> [Material provided]:
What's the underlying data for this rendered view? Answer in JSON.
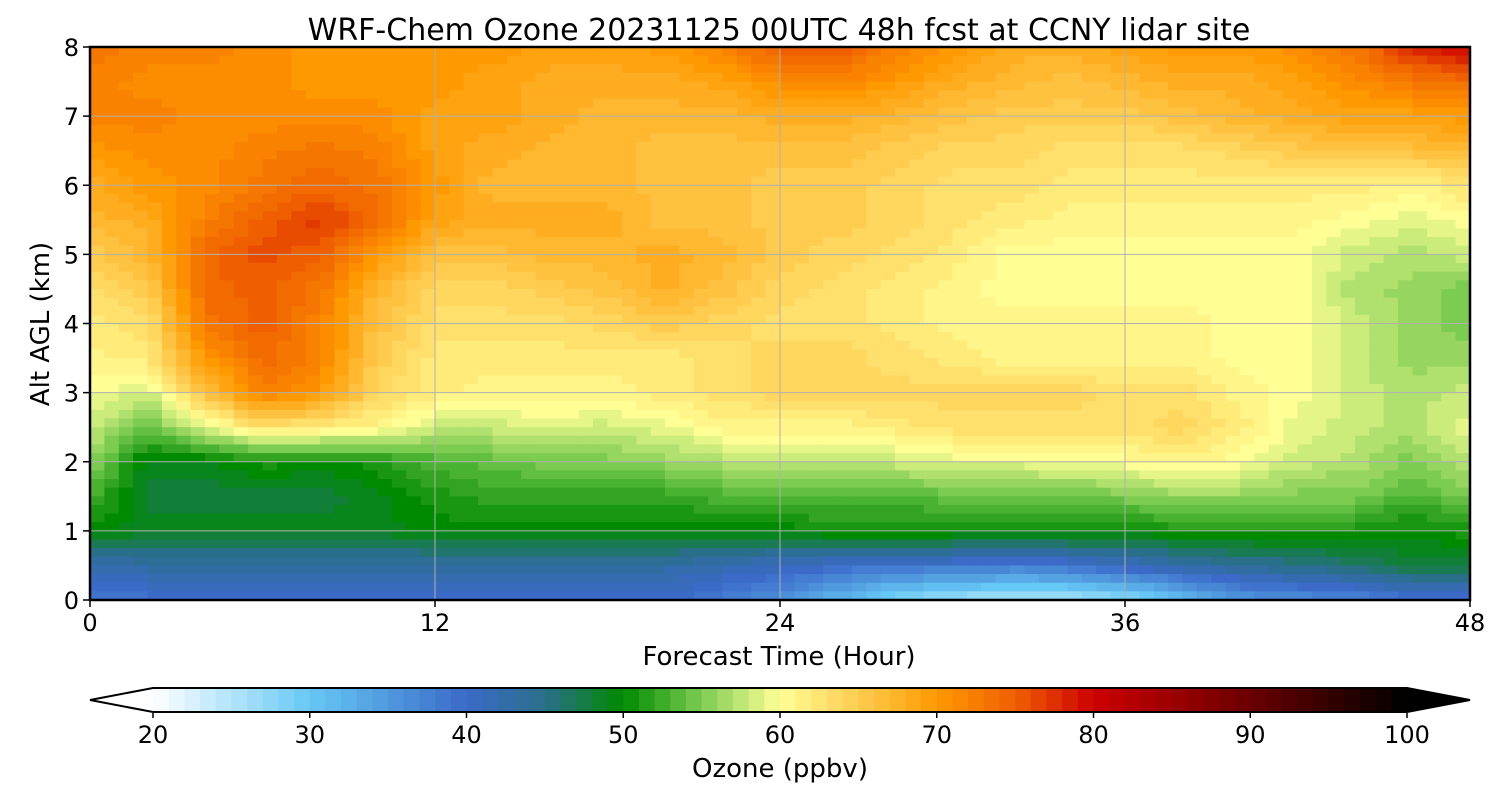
{
  "chart_data": {
    "type": "heatmap",
    "title": "WRF-Chem Ozone  20231125 00UTC 48h fcst at CCNY lidar site",
    "xlabel": "Forecast Time (Hour)",
    "ylabel": "Alt AGL (km)",
    "xlim": [
      0,
      48
    ],
    "ylim": [
      0,
      8
    ],
    "x_ticks": [
      "0",
      "12",
      "24",
      "36",
      "48"
    ],
    "y_ticks": [
      "0",
      "1",
      "2",
      "3",
      "4",
      "5",
      "6",
      "7",
      "8"
    ],
    "grid": true,
    "colorbar": {
      "label": "Ozone  (ppbv)",
      "range": [
        20,
        100
      ],
      "ticks": [
        "20",
        "30",
        "40",
        "50",
        "60",
        "70",
        "80",
        "90",
        "100"
      ],
      "extend": "both",
      "stops": [
        {
          "v": 20,
          "c": "#ffffff"
        },
        {
          "v": 30,
          "c": "#66c8f5"
        },
        {
          "v": 40,
          "c": "#3b6ac8"
        },
        {
          "v": 45,
          "c": "#2a6f8a"
        },
        {
          "v": 50,
          "c": "#008a00"
        },
        {
          "v": 55,
          "c": "#7ccc52"
        },
        {
          "v": 60,
          "c": "#ffff96"
        },
        {
          "v": 65,
          "c": "#ffcc50"
        },
        {
          "v": 70,
          "c": "#ff9900"
        },
        {
          "v": 75,
          "c": "#ef5f00"
        },
        {
          "v": 80,
          "c": "#cc0000"
        },
        {
          "v": 90,
          "c": "#6b0000"
        },
        {
          "v": 100,
          "c": "#000000"
        }
      ]
    },
    "x_hours": [
      0,
      2,
      4,
      6,
      8,
      10,
      12,
      14,
      16,
      18,
      20,
      22,
      24,
      26,
      28,
      30,
      32,
      34,
      36,
      38,
      40,
      42,
      44,
      46,
      48
    ],
    "y_km": [
      0,
      0.5,
      1,
      1.5,
      2,
      2.5,
      3,
      3.5,
      4,
      4.5,
      5,
      5.5,
      6,
      6.5,
      7,
      7.5,
      8
    ],
    "ozone_ppbv": [
      [
        39,
        39,
        39,
        39,
        39,
        39,
        39,
        40,
        40,
        40,
        40,
        38,
        36,
        32,
        28,
        26,
        25,
        25,
        27,
        31,
        35,
        36,
        37,
        39,
        39
      ],
      [
        42,
        43,
        43,
        43,
        43,
        43,
        43,
        43,
        43,
        43,
        43,
        42,
        41,
        40,
        39,
        39,
        38,
        39,
        41,
        43,
        44,
        45,
        46,
        48,
        48
      ],
      [
        50,
        49,
        49,
        49,
        49,
        49,
        50,
        50,
        50,
        50,
        50,
        50,
        50,
        51,
        51,
        51,
        51,
        51,
        50,
        51,
        51,
        51,
        51,
        50,
        51
      ],
      [
        53,
        48,
        48,
        48,
        48,
        49,
        51,
        52,
        52,
        52,
        52,
        53,
        53,
        53,
        53,
        54,
        54,
        54,
        55,
        56,
        56,
        55,
        55,
        53,
        55
      ],
      [
        56,
        49,
        49,
        51,
        50,
        51,
        53,
        54,
        55,
        55,
        56,
        57,
        57,
        57,
        58,
        59,
        59,
        60,
        60,
        61,
        60,
        58,
        57,
        55,
        57
      ],
      [
        58,
        54,
        59,
        63,
        62,
        61,
        58,
        58,
        59,
        58,
        59,
        61,
        61,
        61,
        62,
        63,
        63,
        63,
        63,
        64,
        62,
        59,
        58,
        57,
        59
      ],
      [
        60,
        58,
        66,
        72,
        70,
        64,
        62,
        61,
        61,
        61,
        62,
        63,
        64,
        64,
        64,
        64,
        64,
        64,
        63,
        63,
        61,
        60,
        58,
        57,
        58
      ],
      [
        61,
        62,
        70,
        74,
        72,
        65,
        62,
        62,
        62,
        62,
        62,
        63,
        64,
        64,
        63,
        62,
        61,
        61,
        61,
        61,
        60,
        60,
        58,
        56,
        56
      ],
      [
        62,
        63,
        73,
        75,
        72,
        66,
        63,
        63,
        63,
        64,
        65,
        64,
        63,
        63,
        62,
        61,
        61,
        61,
        61,
        61,
        60,
        60,
        58,
        56,
        55
      ],
      [
        63,
        65,
        74,
        75,
        73,
        67,
        64,
        64,
        65,
        66,
        68,
        66,
        64,
        63,
        62,
        61,
        60,
        60,
        60,
        60,
        60,
        60,
        57,
        56,
        55
      ],
      [
        65,
        67,
        74,
        76,
        75,
        70,
        66,
        66,
        67,
        67,
        68,
        67,
        65,
        64,
        63,
        62,
        60,
        60,
        60,
        60,
        60,
        60,
        58,
        57,
        58
      ],
      [
        67,
        68,
        72,
        75,
        77,
        74,
        69,
        68,
        68,
        68,
        66,
        66,
        65,
        65,
        64,
        63,
        62,
        61,
        61,
        61,
        61,
        61,
        60,
        59,
        60
      ],
      [
        68,
        70,
        71,
        73,
        74,
        73,
        70,
        67,
        67,
        67,
        66,
        66,
        65,
        65,
        64,
        63,
        63,
        62,
        62,
        62,
        62,
        62,
        62,
        61,
        63
      ],
      [
        70,
        71,
        71,
        72,
        73,
        72,
        69,
        68,
        67,
        67,
        66,
        66,
        66,
        66,
        65,
        64,
        64,
        63,
        63,
        63,
        64,
        65,
        66,
        66,
        67
      ],
      [
        72,
        72,
        71,
        71,
        71,
        71,
        69,
        69,
        68,
        67,
        67,
        67,
        68,
        68,
        67,
        66,
        65,
        65,
        65,
        66,
        67,
        68,
        69,
        69,
        70
      ],
      [
        72,
        71,
        71,
        71,
        70,
        70,
        70,
        69,
        68,
        68,
        68,
        69,
        71,
        72,
        70,
        68,
        67,
        66,
        67,
        68,
        68,
        69,
        71,
        73,
        74
      ],
      [
        73,
        72,
        72,
        71,
        70,
        70,
        70,
        70,
        69,
        69,
        70,
        72,
        75,
        76,
        72,
        70,
        68,
        68,
        69,
        70,
        70,
        71,
        73,
        78,
        80
      ]
    ]
  }
}
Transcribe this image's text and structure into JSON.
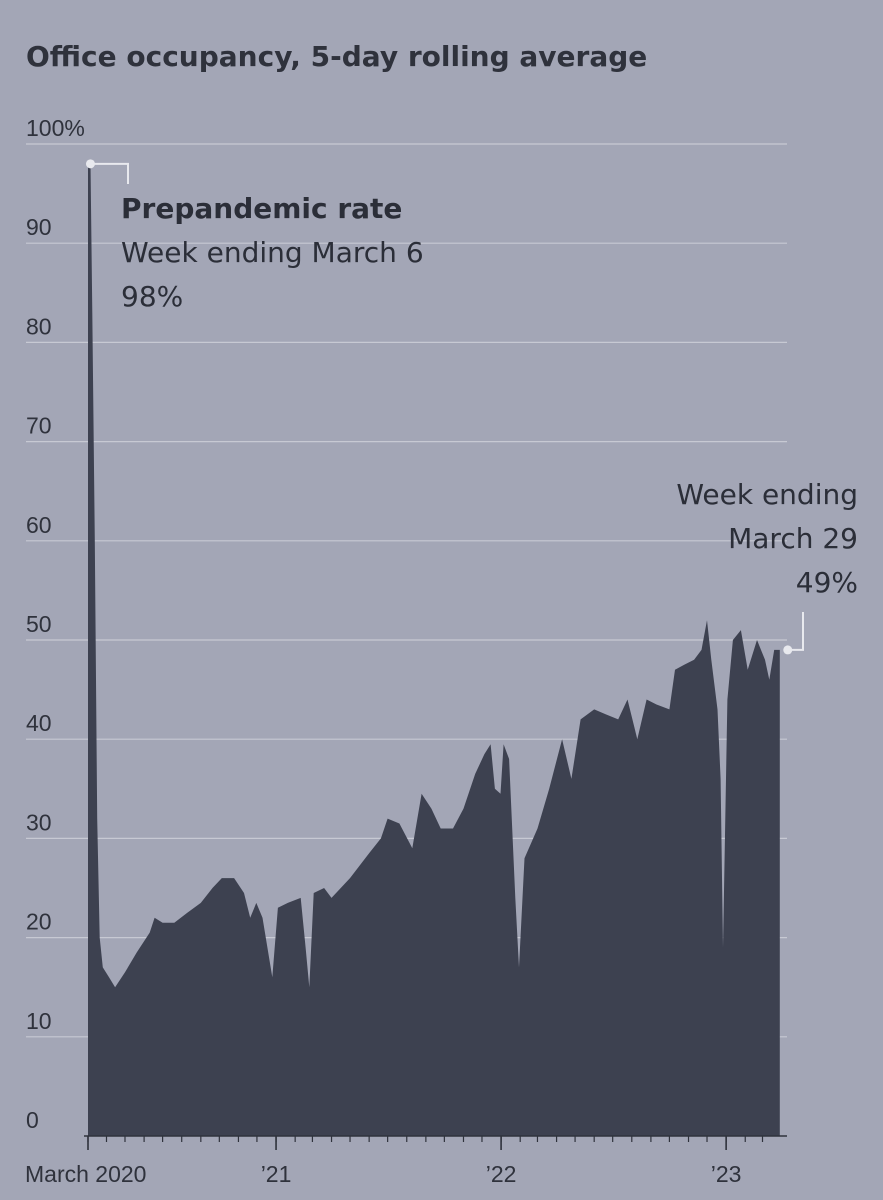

> [Aim]: Extract every line of the data exactly; pictures stay out.

> [Complete output]:
What's the underlying data for this rendered view? Answer in JSON.
{
  "chart_data": {
    "type": "heatmap",
    "title": "WRF-Chem Ozone  20231125 00UTC 48h fcst at CCNY lidar site",
    "xlabel": "Forecast Time (Hour)",
    "ylabel": "Alt AGL (km)",
    "xlim": [
      0,
      48
    ],
    "ylim": [
      0,
      8
    ],
    "x_ticks": [
      "0",
      "12",
      "24",
      "36",
      "48"
    ],
    "y_ticks": [
      "0",
      "1",
      "2",
      "3",
      "4",
      "5",
      "6",
      "7",
      "8"
    ],
    "grid": true,
    "colorbar": {
      "label": "Ozone  (ppbv)",
      "range": [
        20,
        100
      ],
      "ticks": [
        "20",
        "30",
        "40",
        "50",
        "60",
        "70",
        "80",
        "90",
        "100"
      ],
      "extend": "both",
      "stops": [
        {
          "v": 20,
          "c": "#ffffff"
        },
        {
          "v": 30,
          "c": "#66c8f5"
        },
        {
          "v": 40,
          "c": "#3b6ac8"
        },
        {
          "v": 45,
          "c": "#2a6f8a"
        },
        {
          "v": 50,
          "c": "#008a00"
        },
        {
          "v": 55,
          "c": "#7ccc52"
        },
        {
          "v": 60,
          "c": "#ffff96"
        },
        {
          "v": 65,
          "c": "#ffcc50"
        },
        {
          "v": 70,
          "c": "#ff9900"
        },
        {
          "v": 75,
          "c": "#ef5f00"
        },
        {
          "v": 80,
          "c": "#cc0000"
        },
        {
          "v": 90,
          "c": "#6b0000"
        },
        {
          "v": 100,
          "c": "#000000"
        }
      ]
    },
    "x_hours": [
      0,
      2,
      4,
      6,
      8,
      10,
      12,
      14,
      16,
      18,
      20,
      22,
      24,
      26,
      28,
      30,
      32,
      34,
      36,
      38,
      40,
      42,
      44,
      46,
      48
    ],
    "y_km": [
      0,
      0.5,
      1,
      1.5,
      2,
      2.5,
      3,
      3.5,
      4,
      4.5,
      5,
      5.5,
      6,
      6.5,
      7,
      7.5,
      8
    ],
    "ozone_ppbv": [
      [
        39,
        39,
        39,
        39,
        39,
        39,
        39,
        40,
        40,
        40,
        40,
        38,
        36,
        32,
        28,
        26,
        25,
        25,
        27,
        31,
        35,
        36,
        37,
        39,
        39
      ],
      [
        42,
        43,
        43,
        43,
        43,
        43,
        43,
        43,
        43,
        43,
        43,
        42,
        41,
        40,
        39,
        39,
        38,
        39,
        41,
        43,
        44,
        45,
        46,
        48,
        48
      ],
      [
        50,
        49,
        49,
        49,
        49,
        49,
        50,
        50,
        50,
        50,
        50,
        50,
        50,
        51,
        51,
        51,
        51,
        51,
        50,
        51,
        51,
        51,
        51,
        50,
        51
      ],
      [
        53,
        48,
        48,
        48,
        48,
        49,
        51,
        52,
        52,
        52,
        52,
        53,
        53,
        53,
        53,
        54,
        54,
        54,
        55,
        56,
        56,
        55,
        55,
        53,
        55
      ],
      [
        56,
        49,
        49,
        51,
        50,
        51,
        53,
        54,
        55,
        55,
        56,
        57,
        57,
        57,
        58,
        59,
        59,
        60,
        60,
        61,
        60,
        58,
        57,
        55,
        57
      ],
      [
        58,
        54,
        59,
        63,
        62,
        61,
        58,
        58,
        59,
        58,
        59,
        61,
        61,
        61,
        62,
        63,
        63,
        63,
        63,
        64,
        62,
        59,
        58,
        57,
        59
      ],
      [
        60,
        58,
        66,
        72,
        70,
        64,
        62,
        61,
        61,
        61,
        62,
        63,
        64,
        64,
        64,
        64,
        64,
        64,
        63,
        63,
        61,
        60,
        58,
        57,
        58
      ],
      [
        61,
        62,
        70,
        74,
        72,
        65,
        62,
        62,
        62,
        62,
        62,
        63,
        64,
        64,
        63,
        62,
        61,
        61,
        61,
        61,
        60,
        60,
        58,
        56,
        56
      ],
      [
        62,
        63,
        73,
        75,
        72,
        66,
        63,
        63,
        63,
        64,
        65,
        64,
        63,
        63,
        62,
        61,
        61,
        61,
        61,
        61,
        60,
        60,
        58,
        56,
        55
      ],
      [
        63,
        65,
        74,
        75,
        73,
        67,
        64,
        64,
        65,
        66,
        68,
        66,
        64,
        63,
        62,
        61,
        60,
        60,
        60,
        60,
        60,
        60,
        57,
        56,
        55
      ],
      [
        65,
        67,
        74,
        76,
        75,
        70,
        66,
        66,
        67,
        67,
        68,
        67,
        65,
        64,
        63,
        62,
        60,
        60,
        60,
        60,
        60,
        60,
        58,
        57,
        58
      ],
      [
        67,
        68,
        72,
        75,
        77,
        74,
        69,
        68,
        68,
        68,
        66,
        66,
        65,
        65,
        64,
        63,
        62,
        61,
        61,
        61,
        61,
        61,
        60,
        59,
        60
      ],
      [
        68,
        70,
        71,
        73,
        74,
        73,
        70,
        67,
        67,
        67,
        66,
        66,
        65,
        65,
        64,
        63,
        63,
        62,
        62,
        62,
        62,
        62,
        62,
        61,
        63
      ],
      [
        70,
        71,
        71,
        72,
        73,
        72,
        69,
        68,
        67,
        67,
        66,
        66,
        66,
        66,
        65,
        64,
        64,
        63,
        63,
        63,
        64,
        65,
        66,
        66,
        67
      ],
      [
        72,
        72,
        71,
        71,
        71,
        71,
        69,
        69,
        68,
        67,
        67,
        67,
        68,
        68,
        67,
        66,
        65,
        65,
        65,
        66,
        67,
        68,
        69,
        69,
        70
      ],
      [
        72,
        71,
        71,
        71,
        70,
        70,
        70,
        69,
        68,
        68,
        68,
        69,
        71,
        72,
        70,
        68,
        67,
        66,
        67,
        68,
        68,
        69,
        71,
        73,
        74
      ],
      [
        73,
        72,
        72,
        71,
        70,
        70,
        70,
        70,
        69,
        69,
        70,
        72,
        75,
        76,
        72,
        70,
        68,
        68,
        69,
        70,
        70,
        71,
        73,
        78,
        80
      ]
    ]
  }
}
Transcribe this image's text and structure into JSON.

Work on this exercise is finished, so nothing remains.